§ **Task instructions**
What is the number of lines holding the word "tendon"? Give that number alone.
|---|
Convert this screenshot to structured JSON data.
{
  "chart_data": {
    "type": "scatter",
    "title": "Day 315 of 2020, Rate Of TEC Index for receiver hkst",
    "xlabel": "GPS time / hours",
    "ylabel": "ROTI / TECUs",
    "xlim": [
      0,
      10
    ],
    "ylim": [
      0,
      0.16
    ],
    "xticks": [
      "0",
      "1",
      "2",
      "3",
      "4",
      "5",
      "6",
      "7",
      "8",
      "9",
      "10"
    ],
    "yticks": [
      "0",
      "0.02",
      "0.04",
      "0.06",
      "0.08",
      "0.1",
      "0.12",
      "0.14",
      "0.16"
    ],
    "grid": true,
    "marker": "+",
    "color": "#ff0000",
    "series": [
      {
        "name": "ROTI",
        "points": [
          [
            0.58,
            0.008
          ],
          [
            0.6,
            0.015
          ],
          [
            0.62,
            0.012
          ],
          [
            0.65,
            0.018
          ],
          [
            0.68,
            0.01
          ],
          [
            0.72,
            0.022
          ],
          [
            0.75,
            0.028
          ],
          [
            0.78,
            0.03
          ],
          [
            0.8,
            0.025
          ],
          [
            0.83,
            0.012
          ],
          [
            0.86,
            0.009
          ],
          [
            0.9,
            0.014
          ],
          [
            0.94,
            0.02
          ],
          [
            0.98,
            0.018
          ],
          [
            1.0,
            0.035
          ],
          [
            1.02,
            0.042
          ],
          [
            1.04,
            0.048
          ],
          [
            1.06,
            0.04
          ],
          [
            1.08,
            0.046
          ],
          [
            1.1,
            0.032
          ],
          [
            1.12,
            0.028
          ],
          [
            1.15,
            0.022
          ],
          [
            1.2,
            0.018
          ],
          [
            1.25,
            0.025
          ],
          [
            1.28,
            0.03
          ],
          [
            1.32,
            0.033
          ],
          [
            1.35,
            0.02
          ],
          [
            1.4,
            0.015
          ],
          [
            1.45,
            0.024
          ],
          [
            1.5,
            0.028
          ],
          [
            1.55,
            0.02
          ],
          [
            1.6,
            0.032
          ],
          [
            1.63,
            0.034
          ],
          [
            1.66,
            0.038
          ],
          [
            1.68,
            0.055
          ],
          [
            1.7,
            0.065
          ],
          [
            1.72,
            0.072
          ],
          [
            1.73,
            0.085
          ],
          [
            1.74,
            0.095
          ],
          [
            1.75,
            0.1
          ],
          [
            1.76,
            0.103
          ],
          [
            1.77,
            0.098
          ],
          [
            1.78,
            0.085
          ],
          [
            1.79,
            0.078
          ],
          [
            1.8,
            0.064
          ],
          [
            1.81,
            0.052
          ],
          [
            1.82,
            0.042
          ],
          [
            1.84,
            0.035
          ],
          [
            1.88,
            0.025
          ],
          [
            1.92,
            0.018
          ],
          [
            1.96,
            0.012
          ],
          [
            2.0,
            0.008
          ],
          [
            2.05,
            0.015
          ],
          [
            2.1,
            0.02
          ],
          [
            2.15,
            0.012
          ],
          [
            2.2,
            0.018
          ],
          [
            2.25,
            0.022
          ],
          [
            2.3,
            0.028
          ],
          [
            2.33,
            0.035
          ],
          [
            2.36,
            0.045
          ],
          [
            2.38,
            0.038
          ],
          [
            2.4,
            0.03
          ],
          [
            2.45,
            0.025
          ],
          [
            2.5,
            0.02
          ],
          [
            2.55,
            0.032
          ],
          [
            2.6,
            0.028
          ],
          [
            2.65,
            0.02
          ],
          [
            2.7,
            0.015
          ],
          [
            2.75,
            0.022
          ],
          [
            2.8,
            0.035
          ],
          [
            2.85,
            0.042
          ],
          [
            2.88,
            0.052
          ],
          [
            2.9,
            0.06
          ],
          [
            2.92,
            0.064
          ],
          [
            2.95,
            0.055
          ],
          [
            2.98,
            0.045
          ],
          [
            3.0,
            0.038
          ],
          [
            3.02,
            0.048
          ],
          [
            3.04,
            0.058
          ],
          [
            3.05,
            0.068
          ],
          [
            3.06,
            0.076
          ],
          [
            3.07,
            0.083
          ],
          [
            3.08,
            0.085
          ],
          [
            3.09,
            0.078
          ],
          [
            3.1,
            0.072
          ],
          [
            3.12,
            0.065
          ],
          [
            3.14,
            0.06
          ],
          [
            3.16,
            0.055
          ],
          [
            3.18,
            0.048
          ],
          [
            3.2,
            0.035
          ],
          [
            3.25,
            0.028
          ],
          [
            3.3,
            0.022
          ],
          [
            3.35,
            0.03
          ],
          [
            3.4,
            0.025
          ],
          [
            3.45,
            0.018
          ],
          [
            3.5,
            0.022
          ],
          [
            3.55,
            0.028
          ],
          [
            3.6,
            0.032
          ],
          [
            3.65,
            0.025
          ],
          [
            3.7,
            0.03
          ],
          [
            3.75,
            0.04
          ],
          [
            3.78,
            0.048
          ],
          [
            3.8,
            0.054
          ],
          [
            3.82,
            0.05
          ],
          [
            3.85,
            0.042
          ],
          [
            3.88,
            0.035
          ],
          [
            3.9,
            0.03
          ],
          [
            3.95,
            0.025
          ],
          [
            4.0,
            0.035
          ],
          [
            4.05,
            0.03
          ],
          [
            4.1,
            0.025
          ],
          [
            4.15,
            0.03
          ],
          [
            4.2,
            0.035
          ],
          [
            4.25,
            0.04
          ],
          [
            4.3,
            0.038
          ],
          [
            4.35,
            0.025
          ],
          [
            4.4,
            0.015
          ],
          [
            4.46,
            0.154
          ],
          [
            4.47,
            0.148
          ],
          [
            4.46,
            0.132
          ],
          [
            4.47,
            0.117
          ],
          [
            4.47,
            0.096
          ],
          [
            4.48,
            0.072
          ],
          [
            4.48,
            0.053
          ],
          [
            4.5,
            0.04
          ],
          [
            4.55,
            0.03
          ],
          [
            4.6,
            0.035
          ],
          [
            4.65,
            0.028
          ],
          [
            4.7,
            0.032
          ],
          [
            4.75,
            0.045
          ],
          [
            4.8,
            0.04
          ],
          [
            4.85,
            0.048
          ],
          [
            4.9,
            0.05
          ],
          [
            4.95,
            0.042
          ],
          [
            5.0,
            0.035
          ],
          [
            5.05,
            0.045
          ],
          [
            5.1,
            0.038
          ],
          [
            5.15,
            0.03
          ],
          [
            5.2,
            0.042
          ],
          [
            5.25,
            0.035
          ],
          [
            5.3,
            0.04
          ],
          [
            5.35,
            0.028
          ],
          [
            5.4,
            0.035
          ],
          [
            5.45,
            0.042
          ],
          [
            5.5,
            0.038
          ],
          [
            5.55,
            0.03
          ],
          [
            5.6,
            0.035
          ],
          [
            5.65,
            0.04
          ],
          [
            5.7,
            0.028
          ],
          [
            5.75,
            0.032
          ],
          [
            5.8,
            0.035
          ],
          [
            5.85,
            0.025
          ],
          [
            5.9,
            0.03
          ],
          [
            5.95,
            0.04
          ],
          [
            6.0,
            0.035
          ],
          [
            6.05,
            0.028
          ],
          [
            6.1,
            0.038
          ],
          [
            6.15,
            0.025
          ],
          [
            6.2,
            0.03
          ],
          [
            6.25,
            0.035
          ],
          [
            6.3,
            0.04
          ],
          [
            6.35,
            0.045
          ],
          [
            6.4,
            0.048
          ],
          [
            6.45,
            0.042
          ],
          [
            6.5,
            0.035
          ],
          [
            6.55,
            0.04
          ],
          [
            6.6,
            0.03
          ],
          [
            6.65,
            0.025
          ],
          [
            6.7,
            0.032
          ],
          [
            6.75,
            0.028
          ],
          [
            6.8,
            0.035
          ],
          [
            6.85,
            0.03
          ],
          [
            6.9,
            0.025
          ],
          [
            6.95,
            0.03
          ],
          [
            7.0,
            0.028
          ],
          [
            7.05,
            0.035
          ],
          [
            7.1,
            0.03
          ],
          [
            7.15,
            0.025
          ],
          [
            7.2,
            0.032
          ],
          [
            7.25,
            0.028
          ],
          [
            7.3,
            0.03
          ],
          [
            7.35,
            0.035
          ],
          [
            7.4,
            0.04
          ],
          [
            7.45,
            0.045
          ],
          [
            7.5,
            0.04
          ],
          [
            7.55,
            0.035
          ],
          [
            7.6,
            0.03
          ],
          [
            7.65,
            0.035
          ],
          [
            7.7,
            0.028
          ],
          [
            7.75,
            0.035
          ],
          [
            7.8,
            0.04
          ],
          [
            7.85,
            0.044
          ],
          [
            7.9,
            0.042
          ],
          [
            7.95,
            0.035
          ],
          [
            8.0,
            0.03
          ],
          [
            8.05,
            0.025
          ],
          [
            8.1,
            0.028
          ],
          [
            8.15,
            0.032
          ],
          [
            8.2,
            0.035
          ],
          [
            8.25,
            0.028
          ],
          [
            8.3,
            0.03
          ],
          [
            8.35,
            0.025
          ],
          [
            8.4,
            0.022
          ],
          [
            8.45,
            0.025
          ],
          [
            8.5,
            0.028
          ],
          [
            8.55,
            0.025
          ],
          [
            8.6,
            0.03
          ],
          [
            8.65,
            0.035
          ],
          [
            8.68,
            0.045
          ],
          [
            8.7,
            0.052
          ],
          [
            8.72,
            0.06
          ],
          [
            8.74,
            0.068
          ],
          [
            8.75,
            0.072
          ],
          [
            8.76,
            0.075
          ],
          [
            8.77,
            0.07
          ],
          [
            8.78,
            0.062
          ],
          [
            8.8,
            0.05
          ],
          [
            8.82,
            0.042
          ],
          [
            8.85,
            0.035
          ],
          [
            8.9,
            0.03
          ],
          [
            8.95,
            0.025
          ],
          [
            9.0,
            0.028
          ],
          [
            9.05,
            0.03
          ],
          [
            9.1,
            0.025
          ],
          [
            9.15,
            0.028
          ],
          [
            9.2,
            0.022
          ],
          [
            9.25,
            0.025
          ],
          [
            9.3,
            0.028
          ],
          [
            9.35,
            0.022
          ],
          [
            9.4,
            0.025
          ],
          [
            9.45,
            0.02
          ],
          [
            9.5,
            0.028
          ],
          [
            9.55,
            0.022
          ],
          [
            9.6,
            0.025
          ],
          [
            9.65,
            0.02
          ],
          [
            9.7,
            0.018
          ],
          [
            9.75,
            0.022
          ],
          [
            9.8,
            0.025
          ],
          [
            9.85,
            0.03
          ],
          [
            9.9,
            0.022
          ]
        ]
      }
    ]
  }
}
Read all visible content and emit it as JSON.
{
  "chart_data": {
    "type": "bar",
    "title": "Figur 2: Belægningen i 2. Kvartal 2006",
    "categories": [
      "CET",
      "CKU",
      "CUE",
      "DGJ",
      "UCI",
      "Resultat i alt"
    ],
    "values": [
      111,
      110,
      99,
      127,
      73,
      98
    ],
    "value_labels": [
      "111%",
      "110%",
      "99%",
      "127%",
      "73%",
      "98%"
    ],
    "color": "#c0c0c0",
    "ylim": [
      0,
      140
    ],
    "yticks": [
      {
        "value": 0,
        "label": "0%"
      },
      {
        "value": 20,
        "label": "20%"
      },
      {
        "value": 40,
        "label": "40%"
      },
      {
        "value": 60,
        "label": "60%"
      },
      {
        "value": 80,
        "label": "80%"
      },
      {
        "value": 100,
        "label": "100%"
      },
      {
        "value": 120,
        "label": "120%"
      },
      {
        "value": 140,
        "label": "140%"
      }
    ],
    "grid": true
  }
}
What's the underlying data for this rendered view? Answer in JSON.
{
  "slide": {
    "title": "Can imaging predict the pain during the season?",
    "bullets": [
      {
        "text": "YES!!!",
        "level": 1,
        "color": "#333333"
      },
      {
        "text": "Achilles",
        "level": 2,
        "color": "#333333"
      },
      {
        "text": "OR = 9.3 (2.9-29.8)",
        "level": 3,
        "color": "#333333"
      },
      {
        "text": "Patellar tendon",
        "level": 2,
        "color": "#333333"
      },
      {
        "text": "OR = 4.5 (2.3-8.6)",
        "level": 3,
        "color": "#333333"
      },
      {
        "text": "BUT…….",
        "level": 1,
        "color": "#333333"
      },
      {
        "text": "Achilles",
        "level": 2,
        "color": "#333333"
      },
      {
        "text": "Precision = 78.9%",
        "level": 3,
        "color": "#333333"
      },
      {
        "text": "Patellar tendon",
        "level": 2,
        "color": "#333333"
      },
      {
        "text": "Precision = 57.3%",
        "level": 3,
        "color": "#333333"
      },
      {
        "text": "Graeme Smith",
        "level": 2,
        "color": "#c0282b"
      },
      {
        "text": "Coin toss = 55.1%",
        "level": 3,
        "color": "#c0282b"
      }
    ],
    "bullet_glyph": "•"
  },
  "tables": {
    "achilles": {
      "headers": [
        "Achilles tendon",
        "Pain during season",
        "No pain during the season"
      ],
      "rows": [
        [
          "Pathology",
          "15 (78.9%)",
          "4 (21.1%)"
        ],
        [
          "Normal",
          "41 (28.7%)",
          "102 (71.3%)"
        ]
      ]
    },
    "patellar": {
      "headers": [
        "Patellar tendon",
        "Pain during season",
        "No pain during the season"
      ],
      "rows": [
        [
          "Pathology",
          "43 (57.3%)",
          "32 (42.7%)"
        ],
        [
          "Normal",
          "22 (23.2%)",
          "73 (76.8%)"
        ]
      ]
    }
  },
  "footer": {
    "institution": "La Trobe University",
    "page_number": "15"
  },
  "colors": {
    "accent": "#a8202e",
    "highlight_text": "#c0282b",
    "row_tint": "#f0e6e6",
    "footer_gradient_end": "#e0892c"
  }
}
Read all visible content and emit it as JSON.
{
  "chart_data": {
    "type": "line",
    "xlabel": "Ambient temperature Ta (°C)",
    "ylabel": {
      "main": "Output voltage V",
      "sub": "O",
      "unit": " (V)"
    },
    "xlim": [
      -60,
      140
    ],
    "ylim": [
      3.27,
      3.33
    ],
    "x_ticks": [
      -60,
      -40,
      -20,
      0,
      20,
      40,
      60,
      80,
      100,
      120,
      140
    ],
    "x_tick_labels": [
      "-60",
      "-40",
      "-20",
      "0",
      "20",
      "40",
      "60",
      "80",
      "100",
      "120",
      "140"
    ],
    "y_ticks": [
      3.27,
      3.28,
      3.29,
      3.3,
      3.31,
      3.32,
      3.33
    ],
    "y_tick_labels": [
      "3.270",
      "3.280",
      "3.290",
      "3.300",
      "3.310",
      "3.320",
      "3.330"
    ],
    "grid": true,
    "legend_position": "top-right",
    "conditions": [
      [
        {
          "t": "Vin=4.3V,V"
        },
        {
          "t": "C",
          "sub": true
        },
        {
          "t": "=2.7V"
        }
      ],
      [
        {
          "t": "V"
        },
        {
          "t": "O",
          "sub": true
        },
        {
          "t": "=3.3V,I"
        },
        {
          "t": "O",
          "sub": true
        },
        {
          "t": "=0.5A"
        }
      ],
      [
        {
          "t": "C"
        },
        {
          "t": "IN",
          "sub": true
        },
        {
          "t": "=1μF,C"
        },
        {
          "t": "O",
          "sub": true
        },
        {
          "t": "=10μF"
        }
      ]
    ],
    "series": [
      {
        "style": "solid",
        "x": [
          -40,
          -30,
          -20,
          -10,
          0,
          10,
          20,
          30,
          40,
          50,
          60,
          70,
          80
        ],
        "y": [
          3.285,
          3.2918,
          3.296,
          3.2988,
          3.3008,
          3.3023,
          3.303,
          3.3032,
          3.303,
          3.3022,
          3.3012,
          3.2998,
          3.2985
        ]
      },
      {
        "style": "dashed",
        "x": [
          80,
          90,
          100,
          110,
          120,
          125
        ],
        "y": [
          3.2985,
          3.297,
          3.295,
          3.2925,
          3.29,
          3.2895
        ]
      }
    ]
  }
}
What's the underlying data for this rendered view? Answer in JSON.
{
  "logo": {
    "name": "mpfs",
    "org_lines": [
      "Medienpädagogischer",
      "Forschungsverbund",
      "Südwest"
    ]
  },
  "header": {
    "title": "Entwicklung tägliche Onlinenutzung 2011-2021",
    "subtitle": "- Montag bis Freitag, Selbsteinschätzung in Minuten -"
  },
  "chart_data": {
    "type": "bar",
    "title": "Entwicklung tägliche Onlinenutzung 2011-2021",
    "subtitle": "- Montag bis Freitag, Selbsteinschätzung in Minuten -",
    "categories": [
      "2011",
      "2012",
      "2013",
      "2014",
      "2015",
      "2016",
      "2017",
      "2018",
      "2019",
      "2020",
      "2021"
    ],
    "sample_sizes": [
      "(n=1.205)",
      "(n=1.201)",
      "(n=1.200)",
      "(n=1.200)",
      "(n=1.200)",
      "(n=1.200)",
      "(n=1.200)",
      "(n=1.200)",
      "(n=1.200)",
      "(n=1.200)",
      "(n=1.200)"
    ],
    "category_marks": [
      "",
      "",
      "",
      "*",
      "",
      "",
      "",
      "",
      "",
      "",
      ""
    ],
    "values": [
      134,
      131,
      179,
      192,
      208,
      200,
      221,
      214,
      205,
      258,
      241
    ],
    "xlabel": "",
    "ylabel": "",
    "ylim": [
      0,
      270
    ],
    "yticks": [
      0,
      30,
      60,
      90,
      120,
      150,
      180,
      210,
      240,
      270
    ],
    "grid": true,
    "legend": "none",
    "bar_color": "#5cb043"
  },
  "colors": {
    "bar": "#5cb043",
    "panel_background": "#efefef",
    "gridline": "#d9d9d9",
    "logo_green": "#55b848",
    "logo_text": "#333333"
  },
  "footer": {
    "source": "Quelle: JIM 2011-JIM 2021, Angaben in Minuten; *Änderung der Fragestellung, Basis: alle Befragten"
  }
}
|---|
§ **Finished answer**
4